- Zitierte Textstelle:
Symposien über Museumsarchitektur: Mal hoch, mal quer

Bauhaus historisch: Zwei Symposien in Berlin und Venedig untersuchen die gegenwärtige Museumsarchitektur und ihre Herausforderungen.

„Das Kunstmuseum des späten 20. und frühen 21. Jahrhunderts bleibt die Spielwiese des Architekten“, hat der kluge, konservative Vittorio Magnago Lampugnani unlängst geschrieben. Mag etwa die diesjährige Architektur-Biennale Venedig im Zeichen von Migration und Wohnungsbau stehen, so bleibt doch die Faszination von Kulturbauvorhaben ungebrochen.

Auch in Berlin: Noch in diesem Monat soll die Entscheidung im Wettbewerb um den Neubau des „Museums des 20. Jahrhunderts“ am Kulturforum fallen, gern zu M20 gekürzelt. Bereits vorangeschritten sind die Planungen für die Erweiterung des Bauhaus-Archivs. Das historische Bauhaus gibt Anlass zu gleich drei Neubauten: Weimar und Dessau werden zur 100-Jahr-Feier der epochalen Lehranstalt im Jahr 1919 mit Bauhaus-Museen aufwarten, in Berlin wird es nicht ganz so termingenau hinhauen. Gleichwohl sah das Bauhaus-Archiv Anlass genug, ein Symposium über Museumsbauten abzuhalten – von Jürgen Tietz elegant moderiert –, bei dem die drei Bauhaus-Museen inmitten sechs weiterer Vorhaben in Deutschland sowie im grenznahen Basel vorgestellt wurden.

- Quellenauszug:
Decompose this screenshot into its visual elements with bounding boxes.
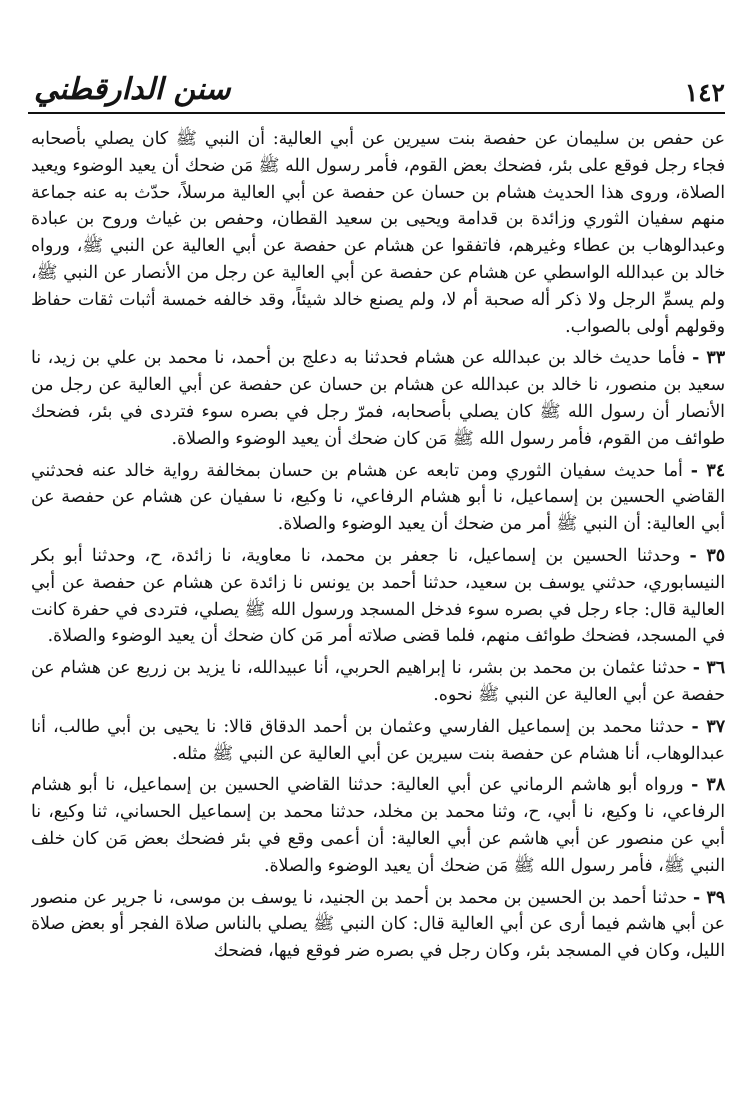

- Aufgabenbeschreibung:
Schreiben Sie aus dem Text über Museumsarchitektur die Stelle von „Bauhaus historisch: Zwei“ bis einschließlich „von Kulturbauvorhaben ungebrochen.“ wortgetreu ab.

- Lösung zur Aufgabe:
Bauhaus historisch: Zwei Symposien in Berlin und Venedig untersuchen die gegenwärtige Museumsarchitektur und ihre Herausforderungen.

„Das Kunstmuseum des späten 20. und frühen 21. Jahrhunderts bleibt die Spielwiese des Architekten“, hat der kluge, konservative Vittorio Magnago Lampugnani unlängst geschrieben. Mag etwa die diesjährige Architektur-Biennale Venedig im Zeichen von Migration und Wohnungsbau stehen, so bleibt doch die Faszination von Kulturbauvorhaben ungebrochen.